Answer with a single number, the count of lines holding the word "icon".

%%

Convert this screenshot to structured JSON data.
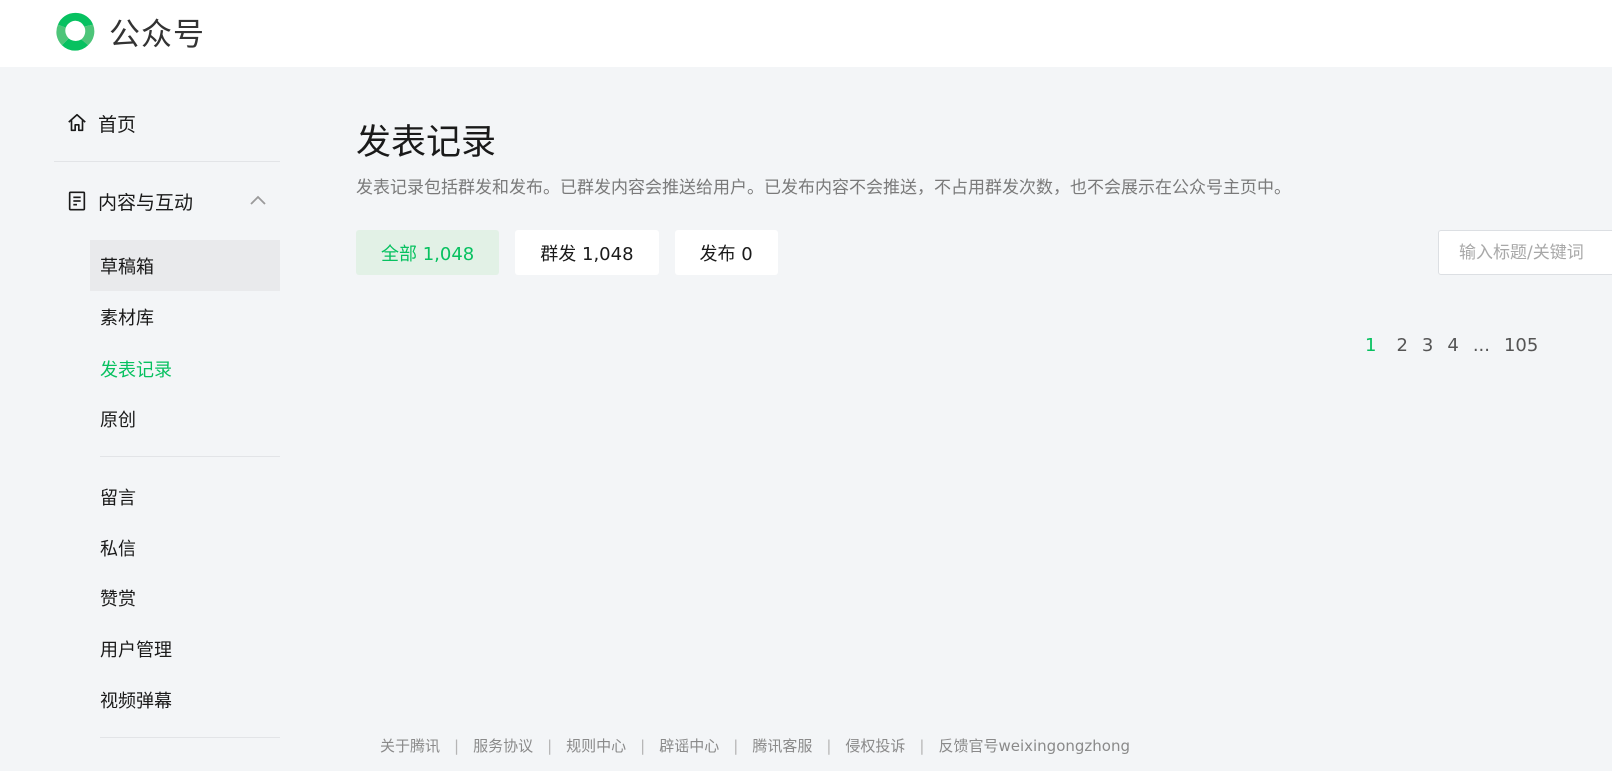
{
  "header": {
    "brand": "公众号",
    "logo_icon": "wechat-official-logo-icon"
  },
  "sidebar": {
    "home": {
      "label": "首页",
      "icon": "home-icon"
    },
    "content_group": {
      "label": "内容与互动",
      "icon": "document-icon",
      "expanded": true,
      "items": [
        {
          "label": "草稿箱"
        },
        {
          "label": "素材库"
        },
        {
          "label": "发表记录"
        },
        {
          "label": "原创"
        },
        {
          "label": "留言"
        },
        {
          "label": "私信"
        },
        {
          "label": "赞赏"
        },
        {
          "label": "用户管理"
        },
        {
          "label": "视频弹幕"
        }
      ]
    }
  },
  "main": {
    "title": "发表记录",
    "description": "发表记录包括群发和发布。已群发内容会推送给用户。已发布内容不会推送，不占用群发次数，也不会展示在公众号主页中。",
    "tabs": [
      {
        "label": "全部 1,048"
      },
      {
        "label": "群发 1,048"
      },
      {
        "label": "发布 0"
      }
    ],
    "search": {
      "placeholder": "输入标题/关键词",
      "value": ""
    },
    "pagination": {
      "pages": [
        "1",
        "2",
        "3",
        "4"
      ],
      "ellipsis": "...",
      "last": "105",
      "current": "1"
    }
  },
  "footer": {
    "links": [
      "关于腾讯",
      "服务协议",
      "规则中心",
      "辟谣中心",
      "腾讯客服",
      "侵权投诉",
      "反馈官号weixingongzhong"
    ],
    "separator": "|"
  },
  "colors": {
    "accent": "#07c160",
    "background": "#f3f5f7",
    "tab_selected_bg": "#e2f1e6"
  }
}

%%

Solution to this task: 3